Dataset rows about figures:
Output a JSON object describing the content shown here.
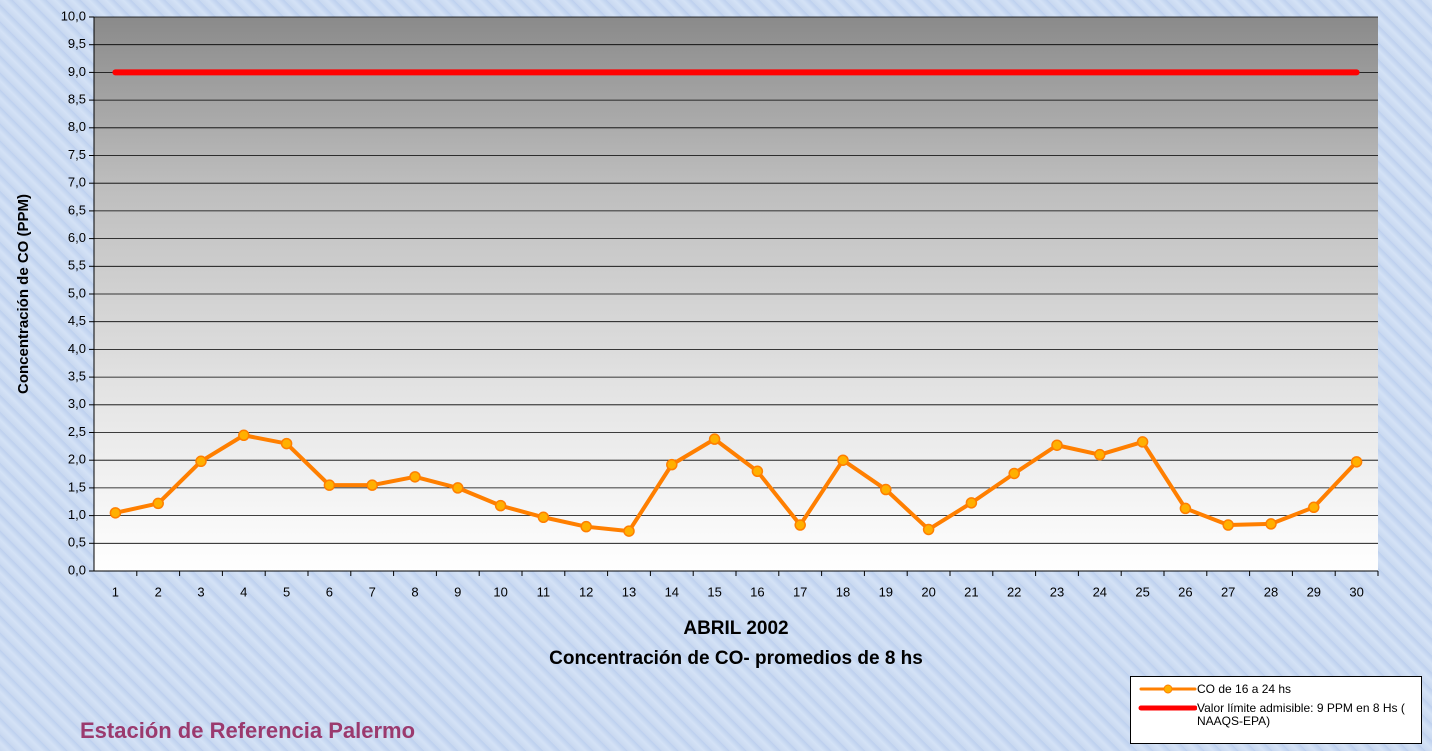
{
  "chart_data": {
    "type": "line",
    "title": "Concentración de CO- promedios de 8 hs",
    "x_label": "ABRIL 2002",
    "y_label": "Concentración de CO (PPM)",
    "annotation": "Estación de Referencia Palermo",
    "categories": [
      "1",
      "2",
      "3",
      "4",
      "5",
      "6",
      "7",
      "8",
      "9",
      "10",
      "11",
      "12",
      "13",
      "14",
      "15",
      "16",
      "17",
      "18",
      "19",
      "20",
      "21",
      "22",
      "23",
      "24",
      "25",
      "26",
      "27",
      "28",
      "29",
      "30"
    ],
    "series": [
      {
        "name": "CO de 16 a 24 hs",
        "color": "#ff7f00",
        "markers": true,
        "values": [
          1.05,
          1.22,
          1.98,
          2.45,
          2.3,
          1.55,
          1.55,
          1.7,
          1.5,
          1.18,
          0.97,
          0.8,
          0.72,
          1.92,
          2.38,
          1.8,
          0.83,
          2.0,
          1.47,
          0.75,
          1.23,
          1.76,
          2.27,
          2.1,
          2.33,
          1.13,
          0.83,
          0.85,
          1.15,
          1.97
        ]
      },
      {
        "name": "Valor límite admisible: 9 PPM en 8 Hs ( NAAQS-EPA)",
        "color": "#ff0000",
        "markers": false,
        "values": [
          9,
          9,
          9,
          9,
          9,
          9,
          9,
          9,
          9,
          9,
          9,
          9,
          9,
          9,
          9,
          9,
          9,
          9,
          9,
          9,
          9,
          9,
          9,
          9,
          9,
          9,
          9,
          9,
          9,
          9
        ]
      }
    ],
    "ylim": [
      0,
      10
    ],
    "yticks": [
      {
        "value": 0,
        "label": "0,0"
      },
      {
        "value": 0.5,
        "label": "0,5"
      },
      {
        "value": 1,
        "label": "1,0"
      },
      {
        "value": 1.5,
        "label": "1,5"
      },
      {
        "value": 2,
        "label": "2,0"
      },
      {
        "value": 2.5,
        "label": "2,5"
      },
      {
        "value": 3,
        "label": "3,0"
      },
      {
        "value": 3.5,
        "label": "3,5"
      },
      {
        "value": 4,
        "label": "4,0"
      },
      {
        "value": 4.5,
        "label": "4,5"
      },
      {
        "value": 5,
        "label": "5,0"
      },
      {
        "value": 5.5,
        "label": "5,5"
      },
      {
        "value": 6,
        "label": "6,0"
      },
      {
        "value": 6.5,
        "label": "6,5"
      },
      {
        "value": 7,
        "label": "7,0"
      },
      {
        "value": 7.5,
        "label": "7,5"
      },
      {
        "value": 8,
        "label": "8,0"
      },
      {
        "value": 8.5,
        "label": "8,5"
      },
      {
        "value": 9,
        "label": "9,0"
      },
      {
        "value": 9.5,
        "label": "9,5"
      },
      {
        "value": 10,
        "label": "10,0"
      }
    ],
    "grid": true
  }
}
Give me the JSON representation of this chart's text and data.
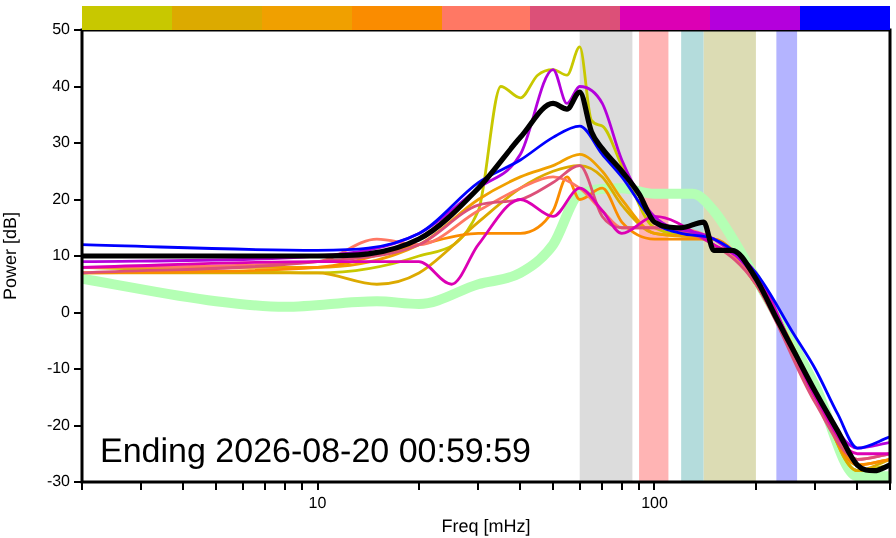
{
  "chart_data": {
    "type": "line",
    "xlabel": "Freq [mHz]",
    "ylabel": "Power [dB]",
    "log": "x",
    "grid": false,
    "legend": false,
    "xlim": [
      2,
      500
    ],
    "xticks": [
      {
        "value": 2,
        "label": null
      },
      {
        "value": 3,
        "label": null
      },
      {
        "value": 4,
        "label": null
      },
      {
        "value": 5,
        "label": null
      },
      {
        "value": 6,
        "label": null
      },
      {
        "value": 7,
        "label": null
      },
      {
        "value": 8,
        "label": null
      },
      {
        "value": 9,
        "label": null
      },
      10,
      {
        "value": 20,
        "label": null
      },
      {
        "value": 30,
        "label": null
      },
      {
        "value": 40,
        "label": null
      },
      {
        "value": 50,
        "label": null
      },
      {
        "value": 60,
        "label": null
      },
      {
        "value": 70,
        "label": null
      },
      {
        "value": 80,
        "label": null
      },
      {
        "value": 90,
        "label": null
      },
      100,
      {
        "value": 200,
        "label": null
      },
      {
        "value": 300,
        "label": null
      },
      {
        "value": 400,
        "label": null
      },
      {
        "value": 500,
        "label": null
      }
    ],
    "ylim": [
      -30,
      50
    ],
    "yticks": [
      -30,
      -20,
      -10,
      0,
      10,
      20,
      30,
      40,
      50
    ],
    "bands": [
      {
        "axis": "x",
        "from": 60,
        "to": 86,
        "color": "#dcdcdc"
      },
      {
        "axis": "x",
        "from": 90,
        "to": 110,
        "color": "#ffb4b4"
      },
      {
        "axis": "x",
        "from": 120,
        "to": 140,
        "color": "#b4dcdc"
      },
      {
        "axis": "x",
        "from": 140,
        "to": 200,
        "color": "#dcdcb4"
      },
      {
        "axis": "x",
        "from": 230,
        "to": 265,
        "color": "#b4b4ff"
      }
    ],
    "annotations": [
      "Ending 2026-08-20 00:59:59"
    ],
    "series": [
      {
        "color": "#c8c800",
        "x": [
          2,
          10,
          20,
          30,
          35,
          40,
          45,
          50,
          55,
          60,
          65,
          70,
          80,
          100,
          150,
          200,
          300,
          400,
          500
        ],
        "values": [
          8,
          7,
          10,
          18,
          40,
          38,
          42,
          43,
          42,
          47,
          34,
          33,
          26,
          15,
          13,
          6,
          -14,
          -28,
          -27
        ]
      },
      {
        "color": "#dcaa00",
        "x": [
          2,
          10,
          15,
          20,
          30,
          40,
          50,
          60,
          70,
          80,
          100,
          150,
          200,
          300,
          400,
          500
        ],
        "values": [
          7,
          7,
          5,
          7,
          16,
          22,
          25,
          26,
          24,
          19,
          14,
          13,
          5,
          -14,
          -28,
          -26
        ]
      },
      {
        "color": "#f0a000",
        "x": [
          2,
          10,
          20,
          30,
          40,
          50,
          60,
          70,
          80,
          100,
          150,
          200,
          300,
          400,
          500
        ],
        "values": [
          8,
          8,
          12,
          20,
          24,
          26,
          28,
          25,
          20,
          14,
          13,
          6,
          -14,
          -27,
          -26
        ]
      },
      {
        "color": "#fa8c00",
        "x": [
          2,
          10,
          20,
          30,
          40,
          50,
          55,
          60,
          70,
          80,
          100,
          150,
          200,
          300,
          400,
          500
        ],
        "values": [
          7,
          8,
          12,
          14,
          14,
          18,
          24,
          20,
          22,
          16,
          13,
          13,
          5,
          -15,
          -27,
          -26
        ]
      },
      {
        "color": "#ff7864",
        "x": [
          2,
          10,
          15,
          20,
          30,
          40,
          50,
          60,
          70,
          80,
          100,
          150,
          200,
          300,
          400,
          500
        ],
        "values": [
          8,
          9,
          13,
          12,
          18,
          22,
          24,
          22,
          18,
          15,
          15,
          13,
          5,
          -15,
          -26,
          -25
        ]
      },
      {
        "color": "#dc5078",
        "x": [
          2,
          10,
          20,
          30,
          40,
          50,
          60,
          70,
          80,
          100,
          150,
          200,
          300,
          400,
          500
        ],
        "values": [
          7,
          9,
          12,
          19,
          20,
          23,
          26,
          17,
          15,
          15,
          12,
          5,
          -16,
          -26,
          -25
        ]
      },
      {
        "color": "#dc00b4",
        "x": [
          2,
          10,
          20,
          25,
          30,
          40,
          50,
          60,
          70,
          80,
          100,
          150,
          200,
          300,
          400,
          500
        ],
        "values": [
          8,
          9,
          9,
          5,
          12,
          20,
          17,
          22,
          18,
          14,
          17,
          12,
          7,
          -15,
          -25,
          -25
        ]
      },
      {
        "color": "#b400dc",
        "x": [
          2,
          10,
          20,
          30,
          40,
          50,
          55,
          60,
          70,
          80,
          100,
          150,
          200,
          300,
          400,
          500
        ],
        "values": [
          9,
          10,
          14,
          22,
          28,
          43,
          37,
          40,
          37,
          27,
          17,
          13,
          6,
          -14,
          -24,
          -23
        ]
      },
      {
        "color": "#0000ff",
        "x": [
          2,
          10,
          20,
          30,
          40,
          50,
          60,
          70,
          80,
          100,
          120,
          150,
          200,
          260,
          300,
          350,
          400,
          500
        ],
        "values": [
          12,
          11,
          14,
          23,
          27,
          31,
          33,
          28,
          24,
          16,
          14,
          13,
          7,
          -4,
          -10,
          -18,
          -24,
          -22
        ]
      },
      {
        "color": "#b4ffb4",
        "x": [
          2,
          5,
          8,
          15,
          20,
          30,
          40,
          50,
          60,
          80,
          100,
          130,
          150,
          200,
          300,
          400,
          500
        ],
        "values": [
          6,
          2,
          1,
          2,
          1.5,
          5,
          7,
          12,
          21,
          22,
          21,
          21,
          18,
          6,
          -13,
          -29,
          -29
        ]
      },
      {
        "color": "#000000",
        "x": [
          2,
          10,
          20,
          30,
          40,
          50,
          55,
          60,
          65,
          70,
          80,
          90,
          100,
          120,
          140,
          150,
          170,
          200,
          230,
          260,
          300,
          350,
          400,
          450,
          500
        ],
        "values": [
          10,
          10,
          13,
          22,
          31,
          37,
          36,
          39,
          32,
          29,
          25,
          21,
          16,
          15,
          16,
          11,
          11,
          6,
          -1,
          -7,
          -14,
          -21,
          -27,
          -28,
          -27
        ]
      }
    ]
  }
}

What the task asks: Count the lines above that contain the word "name". Give only the number.

Completed exercise: 2